(Records excerpted from a collection)
++++++++

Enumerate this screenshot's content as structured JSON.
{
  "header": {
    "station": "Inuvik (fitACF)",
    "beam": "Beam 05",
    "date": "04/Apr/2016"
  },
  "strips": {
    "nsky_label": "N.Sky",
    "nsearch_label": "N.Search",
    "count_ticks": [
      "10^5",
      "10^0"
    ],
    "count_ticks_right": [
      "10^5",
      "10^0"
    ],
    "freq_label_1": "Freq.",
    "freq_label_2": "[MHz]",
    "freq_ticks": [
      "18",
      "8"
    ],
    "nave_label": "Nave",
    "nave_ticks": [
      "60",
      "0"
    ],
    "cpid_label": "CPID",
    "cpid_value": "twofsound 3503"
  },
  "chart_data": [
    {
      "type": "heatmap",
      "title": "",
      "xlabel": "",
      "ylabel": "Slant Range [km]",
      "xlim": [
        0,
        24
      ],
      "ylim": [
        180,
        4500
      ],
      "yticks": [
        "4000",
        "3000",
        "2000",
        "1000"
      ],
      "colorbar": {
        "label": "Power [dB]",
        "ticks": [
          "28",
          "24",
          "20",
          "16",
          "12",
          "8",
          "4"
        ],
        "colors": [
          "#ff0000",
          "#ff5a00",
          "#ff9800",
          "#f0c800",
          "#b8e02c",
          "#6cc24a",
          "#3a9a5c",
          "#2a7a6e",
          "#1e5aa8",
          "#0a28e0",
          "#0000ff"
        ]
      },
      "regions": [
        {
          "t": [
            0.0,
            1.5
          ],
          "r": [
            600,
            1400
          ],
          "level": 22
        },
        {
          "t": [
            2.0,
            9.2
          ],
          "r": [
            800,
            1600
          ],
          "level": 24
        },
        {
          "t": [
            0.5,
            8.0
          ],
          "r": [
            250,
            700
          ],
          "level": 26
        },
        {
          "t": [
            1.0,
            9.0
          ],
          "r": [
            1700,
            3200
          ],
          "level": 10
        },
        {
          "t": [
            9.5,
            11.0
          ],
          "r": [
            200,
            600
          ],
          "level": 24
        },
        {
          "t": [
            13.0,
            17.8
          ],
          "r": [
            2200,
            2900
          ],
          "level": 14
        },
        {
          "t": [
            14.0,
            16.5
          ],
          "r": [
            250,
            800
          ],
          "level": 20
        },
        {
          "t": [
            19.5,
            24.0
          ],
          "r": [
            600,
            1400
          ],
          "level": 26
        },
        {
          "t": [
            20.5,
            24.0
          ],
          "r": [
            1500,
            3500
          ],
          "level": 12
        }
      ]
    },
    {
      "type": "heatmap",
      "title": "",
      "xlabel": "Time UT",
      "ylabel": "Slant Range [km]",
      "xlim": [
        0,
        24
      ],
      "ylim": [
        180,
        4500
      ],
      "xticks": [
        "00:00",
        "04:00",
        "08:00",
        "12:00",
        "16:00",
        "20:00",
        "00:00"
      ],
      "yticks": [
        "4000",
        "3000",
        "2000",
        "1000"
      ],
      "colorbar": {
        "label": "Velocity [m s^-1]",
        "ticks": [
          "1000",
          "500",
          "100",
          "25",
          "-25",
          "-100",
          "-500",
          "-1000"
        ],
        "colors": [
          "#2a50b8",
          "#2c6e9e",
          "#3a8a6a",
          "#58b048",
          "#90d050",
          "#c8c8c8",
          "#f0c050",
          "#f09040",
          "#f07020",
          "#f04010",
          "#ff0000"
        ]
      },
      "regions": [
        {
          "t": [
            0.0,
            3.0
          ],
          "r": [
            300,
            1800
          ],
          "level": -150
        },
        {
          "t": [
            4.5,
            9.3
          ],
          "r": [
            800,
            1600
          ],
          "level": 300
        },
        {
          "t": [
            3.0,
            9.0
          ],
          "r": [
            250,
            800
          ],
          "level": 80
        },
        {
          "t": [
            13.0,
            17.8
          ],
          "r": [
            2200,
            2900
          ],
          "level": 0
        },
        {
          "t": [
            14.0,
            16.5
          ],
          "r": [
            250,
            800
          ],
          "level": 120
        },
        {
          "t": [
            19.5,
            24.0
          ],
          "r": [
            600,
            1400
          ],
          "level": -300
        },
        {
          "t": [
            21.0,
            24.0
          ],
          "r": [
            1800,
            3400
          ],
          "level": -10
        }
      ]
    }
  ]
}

++++++++

## Stated problem
The lines above should be duplicated exactly.

## Response to this task
Enumerate this screenshot's content as structured JSON.
{
  "header": {
    "station": "Inuvik (fitACF)",
    "beam": "Beam 05",
    "date": "04/Apr/2016"
  },
  "strips": {
    "nsky_label": "N.Sky",
    "nsearch_label": "N.Search",
    "count_ticks": [
      "10^5",
      "10^0"
    ],
    "count_ticks_right": [
      "10^5",
      "10^0"
    ],
    "freq_label_1": "Freq.",
    "freq_label_2": "[MHz]",
    "freq_ticks": [
      "18",
      "8"
    ],
    "nave_label": "Nave",
    "nave_ticks": [
      "60",
      "0"
    ],
    "cpid_label": "CPID",
    "cpid_value": "twofsound 3503"
  },
  "chart_data": [
    {
      "type": "heatmap",
      "title": "",
      "xlabel": "",
      "ylabel": "Slant Range [km]",
      "xlim": [
        0,
        24
      ],
      "ylim": [
        180,
        4500
      ],
      "yticks": [
        "4000",
        "3000",
        "2000",
        "1000"
      ],
      "colorbar": {
        "label": "Power [dB]",
        "ticks": [
          "28",
          "24",
          "20",
          "16",
          "12",
          "8",
          "4"
        ],
        "colors": [
          "#ff0000",
          "#ff5a00",
          "#ff9800",
          "#f0c800",
          "#b8e02c",
          "#6cc24a",
          "#3a9a5c",
          "#2a7a6e",
          "#1e5aa8",
          "#0a28e0",
          "#0000ff"
        ]
      },
      "regions": [
        {
          "t": [
            0.0,
            1.5
          ],
          "r": [
            600,
            1400
          ],
          "level": 22
        },
        {
          "t": [
            2.0,
            9.2
          ],
          "r": [
            800,
            1600
          ],
          "level": 24
        },
        {
          "t": [
            0.5,
            8.0
          ],
          "r": [
            250,
            700
          ],
          "level": 26
        },
        {
          "t": [
            1.0,
            9.0
          ],
          "r": [
            1700,
            3200
          ],
          "level": 10
        },
        {
          "t": [
            9.5,
            11.0
          ],
          "r": [
            200,
            600
          ],
          "level": 24
        },
        {
          "t": [
            13.0,
            17.8
          ],
          "r": [
            2200,
            2900
          ],
          "level": 14
        },
        {
          "t": [
            14.0,
            16.5
          ],
          "r": [
            250,
            800
          ],
          "level": 20
        },
        {
          "t": [
            19.5,
            24.0
          ],
          "r": [
            600,
            1400
          ],
          "level": 26
        },
        {
          "t": [
            20.5,
            24.0
          ],
          "r": [
            1500,
            3500
          ],
          "level": 12
        }
      ]
    },
    {
      "type": "heatmap",
      "title": "",
      "xlabel": "Time UT",
      "ylabel": "Slant Range [km]",
      "xlim": [
        0,
        24
      ],
      "ylim": [
        180,
        4500
      ],
      "xticks": [
        "00:00",
        "04:00",
        "08:00",
        "12:00",
        "16:00",
        "20:00",
        "00:00"
      ],
      "yticks": [
        "4000",
        "3000",
        "2000",
        "1000"
      ],
      "colorbar": {
        "label": "Velocity [m s^-1]",
        "ticks": [
          "1000",
          "500",
          "100",
          "25",
          "-25",
          "-100",
          "-500",
          "-1000"
        ],
        "colors": [
          "#2a50b8",
          "#2c6e9e",
          "#3a8a6a",
          "#58b048",
          "#90d050",
          "#c8c8c8",
          "#f0c050",
          "#f09040",
          "#f07020",
          "#f04010",
          "#ff0000"
        ]
      },
      "regions": [
        {
          "t": [
            0.0,
            3.0
          ],
          "r": [
            300,
            1800
          ],
          "level": -150
        },
        {
          "t": [
            4.5,
            9.3
          ],
          "r": [
            800,
            1600
          ],
          "level": 300
        },
        {
          "t": [
            3.0,
            9.0
          ],
          "r": [
            250,
            800
          ],
          "level": 80
        },
        {
          "t": [
            13.0,
            17.8
          ],
          "r": [
            2200,
            2900
          ],
          "level": 0
        },
        {
          "t": [
            14.0,
            16.5
          ],
          "r": [
            250,
            800
          ],
          "level": 120
        },
        {
          "t": [
            19.5,
            24.0
          ],
          "r": [
            600,
            1400
          ],
          "level": -300
        },
        {
          "t": [
            21.0,
            24.0
          ],
          "r": [
            1800,
            3400
          ],
          "level": -10
        }
      ]
    }
  ]
}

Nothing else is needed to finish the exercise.